#### Exercise brief
All of the lines below are to be printed again exactly; images are excluded from the output.

#### Data section
----

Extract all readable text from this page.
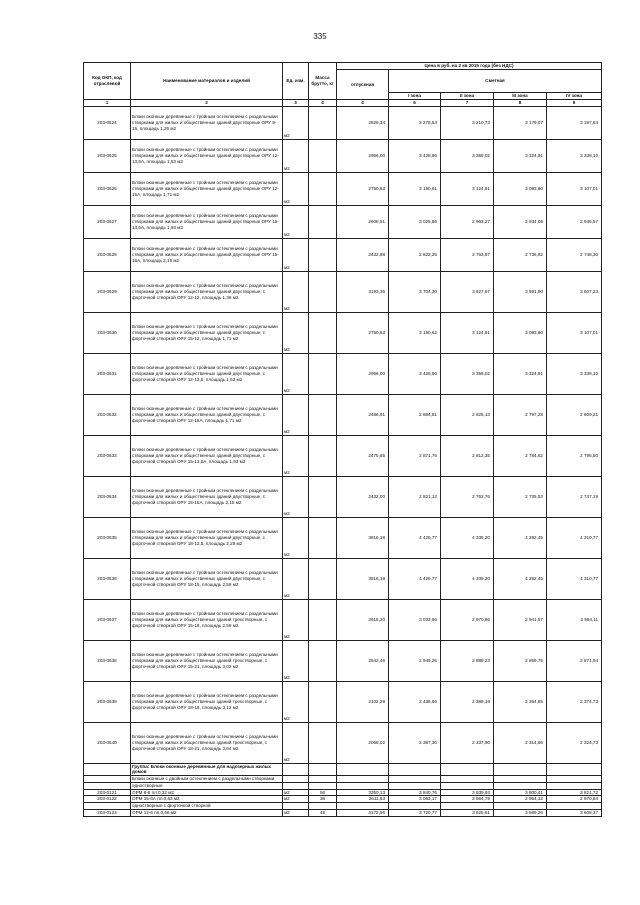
335
Код ОКП, код отраслевой	Наименование материалов и изделий	Ед. изм.	Масса брутто, кг	Цена в руб. на 2 кв 2015 года (без НДС)				
				отпускная	Сметная			
					I зона	II зона	III зона	IV зона
1	2	3	4	4	6	7	8	9
203-0624	Блоки оконные деревянные с тройным остеклением с раздельными створками для жилых и общественных зданий двустворные ОРУ 9-15, площадь 1,26 м2	м2		2826,34	3 278,54	3 210,73	3 179,07	3 197,84
203-0625	Блоки оконные деревянные с тройным остеклением с раздельными створками для жилых и общественных зданий двустворные ОРУ 12-13,5А, площадь 1,53 м2	м2		2956,00	3 428,96	3 358,02	3 324,91	3 338,10
203-0626	Блоки оконные деревянные с тройным остеклением с раздельными створками для жилых и общественных зданий двустворные ОРУ 12-15А, площадь 1,71 м2	м2		2750,53	3 190,61	3 124,61	3 093,80	3 107,01
203-0627	Блоки оконные деревянные с тройным остеклением с раздельными створками для жилых и общественных зданий двустворные ОРУ 15-13,5А, площадь 1,93 м2	м2		2608,51	3 025,86	2 963,27	2 934,05	2 946,57
203-0628	Блоки оконные деревянные с тройным остеклением с раздельными створками для жилых и общественных зданий двустворные ОРУ 15-15А, площадь 2,15 м2	м2		2432,98	2 822,25	2 763,87	2 736,62	2 748,30
203-0629	Блоки оконные деревянные с тройным остеклением с раздельными створками для жилых и общественных зданий двустворные, с форточной створкой ОРУ 12-12, площадь 1,36 м2	м2		3193,35	3 704,30	3 627,67	3 591,90	3 607,23
203-0630	Блоки оконные деревянные с тройным остеклением с раздельными створками для жилых и общественных зданий двустворные, с форточной створкой ОРУ 15-12, площадь 1,71 м2	м2		2750,53	3 190,62	3 124,61	3 093,80	3 107,01
203-0631	Блоки оконные деревянные с тройным остеклением с раздельными створками для жилых и общественных зданий двустворные, с форточной створкой ОРУ 12-13,5, площадь 1,53 м2	м2		2956,00	3 428,96	3 358,02	3 324,91	3 338,10
203-0632	Блоки оконные деревянные с тройным остеклением с раздельными створками для жилых и общественных зданий двустворные, с форточной створкой ОРУ 12-15А, площадь 1,71 м2	м2		2486,91	2 884,81	2 825,13	2 797,28	2 809,21
203-0633	Блоки оконные деревянные с тройным остеклением с раздельными створками для жилых и общественных зданий двустворные, с форточной створкой ОРУ 15-13,5А, площадь 1,93 м2	м2		2475,65	2 871,76	2 812,35	2 784,62	2 796,50
203-0634	Блоки оконные деревянные с тройным остеклением с раздельными створками для жилых и общественных зданий двустворные, с форточной створкой ОРУ 15-15А, площадь 2,15 м2	м2		2432,00	2 821,12	2 762,76	2 735,53	2 747,19
203-0635	Блоки оконные деревянные с тройным остеклением с раздельными створками для жилых и общественных зданий двустворные, с форточной створкой ОРУ 18-13,5, площадь 2,29 м2	м2		3816,18	4 426,77	4 335,20	4 292,45	4 310,77
203-0636	Блоки оконные деревянные с тройным остеклением с раздельными створками для жилых и общественных зданий двустворные, с форточной створкой ОРУ 18-15, площадь 2,59 м2	м2		3816,18	4 426,77	4 335,20	4 292,45	4 310,77
203-0637	Блоки оконные деревянные с тройным остеклением с раздельными створками для жилых и общественных зданий трехстворные, с форточной створкой ОРУ 15-18, площадь 2,59 м2	м2		2615,20	3 033,66	2 970,86	2 941,57	2 954,11
203-0638	Блоки оконные деревянные с тройным остеклением с раздельными створками для жилых и общественных зданий трехстворные, с форточной створкой ОРУ 15-21, площадь 3,02 м2	м2		2542,46	2 949,26	2 888,23	2 859,75	2 871,94
203-0639	Блоки оконные деревянные с тройным остеклением с раздельными створками для жилых и общественных зданий трехстворные, с форточной створкой ОРУ 18-18, площадь 3,12 м2	м2		2102,29	2 438,66	2 388,19	2 364,65	2 374,73
203-0640	Блоки оконные деревянные с тройным остеклением с раздельными створками для жилых и общественных зданий трехстворные, с форточной створкой ОРУ 18-21, площадь 3,64 м2	м2		2058,02	2 387,30	2 337,90	2 314,86	2 324,73
	Группа: Блоки оконные деревянные для надозерных жилых домов							
	Блоки оконные с двойным остеклением с раздельными створками							
	одностворные							
203-0121	ОРМ 6-6 пл.0,32 м2	м2	56	3350,13	3 840,76	3 839,93	3 800,41	3 821,72
203-0122	ОРМ 15-6А пл.0,63 м2	м2	38	2611,83	3 063,17	2 984,79	2 954,12	2 970,84
	одностворные с форточкой створкой							
203-0123	ОРМ 12-6 пл.0,66 м2	м2	48	3172,56	3 720,77	3 625,61	3 589,26	3 608,37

----

#### Result of this task
Extract all readable text from this page.
335
Код ОКП, код отраслевой	Наименование материалов и изделий	Ед. изм.	Масса брутто, кг	Цена в руб. на 2 кв 2015 года (без НДС)				
				отпускная	Сметная			
					I зона	II зона	III зона	IV зона
1	2	3	4	4	6	7	8	9
203-0624	Блоки оконные деревянные с тройным остеклением с раздельными створками для жилых и общественных зданий двустворные ОРУ 9-15, площадь 1,26 м2	м2		2826,34	3 278,54	3 210,73	3 179,07	3 197,84
203-0625	Блоки оконные деревянные с тройным остеклением с раздельными створками для жилых и общественных зданий двустворные ОРУ 12-13,5А, площадь 1,53 м2	м2		2956,00	3 428,96	3 358,02	3 324,91	3 338,10
203-0626	Блоки оконные деревянные с тройным остеклением с раздельными створками для жилых и общественных зданий двустворные ОРУ 12-15А, площадь 1,71 м2	м2		2750,53	3 190,61	3 124,61	3 093,80	3 107,01
203-0627	Блоки оконные деревянные с тройным остеклением с раздельными створками для жилых и общественных зданий двустворные ОРУ 15-13,5А, площадь 1,93 м2	м2		2608,51	3 025,86	2 963,27	2 934,05	2 946,57
203-0628	Блоки оконные деревянные с тройным остеклением с раздельными створками для жилых и общественных зданий двустворные ОРУ 15-15А, площадь 2,15 м2	м2		2432,98	2 822,25	2 763,87	2 736,62	2 748,30
203-0629	Блоки оконные деревянные с тройным остеклением с раздельными створками для жилых и общественных зданий двустворные, с форточной створкой ОРУ 12-12, площадь 1,36 м2	м2		3193,35	3 704,30	3 627,67	3 591,90	3 607,23
203-0630	Блоки оконные деревянные с тройным остеклением с раздельными створками для жилых и общественных зданий двустворные, с форточной створкой ОРУ 15-12, площадь 1,71 м2	м2		2750,53	3 190,62	3 124,61	3 093,80	3 107,01
203-0631	Блоки оконные деревянные с тройным остеклением с раздельными створками для жилых и общественных зданий двустворные, с форточной створкой ОРУ 12-13,5, площадь 1,53 м2	м2		2956,00	3 428,96	3 358,02	3 324,91	3 338,10
203-0632	Блоки оконные деревянные с тройным остеклением с раздельными створками для жилых и общественных зданий двустворные, с форточной створкой ОРУ 12-15А, площадь 1,71 м2	м2		2486,91	2 884,81	2 825,13	2 797,28	2 809,21
203-0633	Блоки оконные деревянные с тройным остеклением с раздельными створками для жилых и общественных зданий двустворные, с форточной створкой ОРУ 15-13,5А, площадь 1,93 м2	м2		2475,65	2 871,76	2 812,35	2 784,62	2 796,50
203-0634	Блоки оконные деревянные с тройным остеклением с раздельными створками для жилых и общественных зданий двустворные, с форточной створкой ОРУ 15-15А, площадь 2,15 м2	м2		2432,00	2 821,12	2 762,76	2 735,53	2 747,19
203-0635	Блоки оконные деревянные с тройным остеклением с раздельными створками для жилых и общественных зданий двустворные, с форточной створкой ОРУ 18-13,5, площадь 2,29 м2	м2		3816,18	4 426,77	4 335,20	4 292,45	4 310,77
203-0636	Блоки оконные деревянные с тройным остеклением с раздельными створками для жилых и общественных зданий двустворные, с форточной створкой ОРУ 18-15, площадь 2,59 м2	м2		3816,18	4 426,77	4 335,20	4 292,45	4 310,77
203-0637	Блоки оконные деревянные с тройным остеклением с раздельными створками для жилых и общественных зданий трехстворные, с форточной створкой ОРУ 15-18, площадь 2,59 м2	м2		2615,20	3 033,66	2 970,86	2 941,57	2 954,11
203-0638	Блоки оконные деревянные с тройным остеклением с раздельными створками для жилых и общественных зданий трехстворные, с форточной створкой ОРУ 15-21, площадь 3,02 м2	м2		2542,46	2 949,26	2 888,23	2 859,75	2 871,94
203-0639	Блоки оконные деревянные с тройным остеклением с раздельными створками для жилых и общественных зданий трехстворные, с форточной створкой ОРУ 18-18, площадь 3,12 м2	м2		2102,29	2 438,66	2 388,19	2 364,65	2 374,73
203-0640	Блоки оконные деревянные с тройным остеклением с раздельными створками для жилых и общественных зданий трехстворные, с форточной створкой ОРУ 18-21, площадь 3,64 м2	м2		2058,02	2 387,30	2 337,90	2 314,86	2 324,73
	Группа: Блоки оконные деревянные для надозерных жилых домов							
	Блоки оконные с двойным остеклением с раздельными створками							
	одностворные							
203-0121	ОРМ 6-6 пл.0,32 м2	м2	56	3350,13	3 840,76	3 839,93	3 800,41	3 821,72
203-0122	ОРМ 15-6А пл.0,63 м2	м2	38	2611,83	3 063,17	2 984,79	2 954,12	2 970,84
	одностворные с форточкой створкой							
203-0123	ОРМ 12-6 пл.0,66 м2	м2	48	3172,56	3 720,77	3 625,61	3 589,26	3 608,37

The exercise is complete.